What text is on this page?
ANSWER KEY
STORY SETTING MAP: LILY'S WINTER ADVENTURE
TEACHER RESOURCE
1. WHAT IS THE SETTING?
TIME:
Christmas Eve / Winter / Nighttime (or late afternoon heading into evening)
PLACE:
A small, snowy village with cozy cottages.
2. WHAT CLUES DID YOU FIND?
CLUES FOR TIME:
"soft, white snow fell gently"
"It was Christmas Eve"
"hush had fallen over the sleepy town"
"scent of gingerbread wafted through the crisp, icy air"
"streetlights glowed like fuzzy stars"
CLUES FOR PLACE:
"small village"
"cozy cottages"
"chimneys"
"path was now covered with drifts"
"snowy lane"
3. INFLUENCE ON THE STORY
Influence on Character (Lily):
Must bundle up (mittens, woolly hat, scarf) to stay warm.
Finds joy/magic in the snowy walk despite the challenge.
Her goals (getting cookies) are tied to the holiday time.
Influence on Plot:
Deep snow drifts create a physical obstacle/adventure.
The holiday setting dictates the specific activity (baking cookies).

■ ■ ■ ■ ■ ■ ■

[Directive] Restate the whole of the material exactly.

[Exercise answer]
What text is on this page?
ANSWER KEY
STORY SETTING MAP: LILY'S WINTER ADVENTURE
TEACHER RESOURCE
1. WHAT IS THE SETTING?
TIME:
Christmas Eve / Winter / Nighttime (or late afternoon heading into evening)
PLACE:
A small, snowy village with cozy cottages.
2. WHAT CLUES DID YOU FIND?
CLUES FOR TIME:
"soft, white snow fell gently"
"It was Christmas Eve"
"hush had fallen over the sleepy town"
"scent of gingerbread wafted through the crisp, icy air"
"streetlights glowed like fuzzy stars"
CLUES FOR PLACE:
"small village"
"cozy cottages"
"chimneys"
"path was now covered with drifts"
"snowy lane"
3. INFLUENCE ON THE STORY
Influence on Character (Lily):
Must bundle up (mittens, woolly hat, scarf) to stay warm.
Finds joy/magic in the snowy walk despite the challenge.
Her goals (getting cookies) are tied to the holiday time.
Influence on Plot:
Deep snow drifts create a physical obstacle/adventure.
The holiday setting dictates the specific activity (baking cookies).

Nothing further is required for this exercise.